▶ **Records for this task**:

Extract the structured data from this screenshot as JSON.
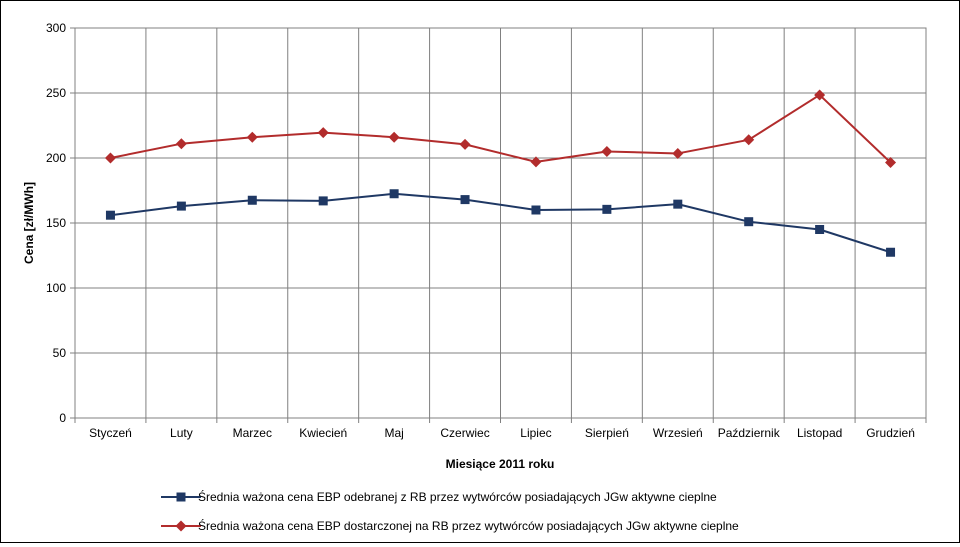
{
  "chart_data": {
    "type": "line",
    "xlabel": "Miesiące 2011  roku",
    "ylabel": "Cena [zł/MWh]",
    "ylim": [
      0,
      300
    ],
    "yticks": [
      0,
      50,
      100,
      150,
      200,
      250,
      300
    ],
    "ytick_labels": [
      "0",
      "50",
      "100",
      "150",
      "200",
      "250",
      "300"
    ],
    "grid": true,
    "legend_position": "bottom",
    "categories": [
      "Styczeń",
      "Luty",
      "Marzec",
      "Kwiecień",
      "Maj",
      "Czerwiec",
      "Lipiec",
      "Sierpień",
      "Wrzesień",
      "Październik",
      "Listopad",
      "Grudzień"
    ],
    "series": [
      {
        "name": "Średnia ważona cena EBP odebranej z RB przez wytwórców posiadających JGw aktywne cieplne",
        "color": "#1f3864",
        "marker": "square",
        "values": [
          156,
          163,
          167.5,
          167,
          172.5,
          168,
          160,
          160.5,
          164.5,
          151,
          145,
          127.5
        ]
      },
      {
        "name": "Średnia ważona cena EBP dostarczonej na RB przez wytwórców posiadających JGw aktywne cieplne",
        "color": "#b22c2c",
        "marker": "diamond",
        "values": [
          200,
          211,
          216,
          219.5,
          216,
          210.5,
          197,
          205,
          203.5,
          214,
          248.5,
          196.5
        ]
      }
    ]
  }
}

▶ **Task description**: Repeat each entry above word for word, leaving every picture out.

▶ **Result of this exercise**:
Extract the structured data from this screenshot as JSON.
{
  "chart_data": {
    "type": "line",
    "xlabel": "Miesiące 2011  roku",
    "ylabel": "Cena [zł/MWh]",
    "ylim": [
      0,
      300
    ],
    "yticks": [
      0,
      50,
      100,
      150,
      200,
      250,
      300
    ],
    "ytick_labels": [
      "0",
      "50",
      "100",
      "150",
      "200",
      "250",
      "300"
    ],
    "grid": true,
    "legend_position": "bottom",
    "categories": [
      "Styczeń",
      "Luty",
      "Marzec",
      "Kwiecień",
      "Maj",
      "Czerwiec",
      "Lipiec",
      "Sierpień",
      "Wrzesień",
      "Październik",
      "Listopad",
      "Grudzień"
    ],
    "series": [
      {
        "name": "Średnia ważona cena EBP odebranej z RB przez wytwórców posiadających JGw aktywne cieplne",
        "color": "#1f3864",
        "marker": "square",
        "values": [
          156,
          163,
          167.5,
          167,
          172.5,
          168,
          160,
          160.5,
          164.5,
          151,
          145,
          127.5
        ]
      },
      {
        "name": "Średnia ważona cena EBP dostarczonej na RB przez wytwórców posiadających JGw aktywne cieplne",
        "color": "#b22c2c",
        "marker": "diamond",
        "values": [
          200,
          211,
          216,
          219.5,
          216,
          210.5,
          197,
          205,
          203.5,
          214,
          248.5,
          196.5
        ]
      }
    ]
  }
}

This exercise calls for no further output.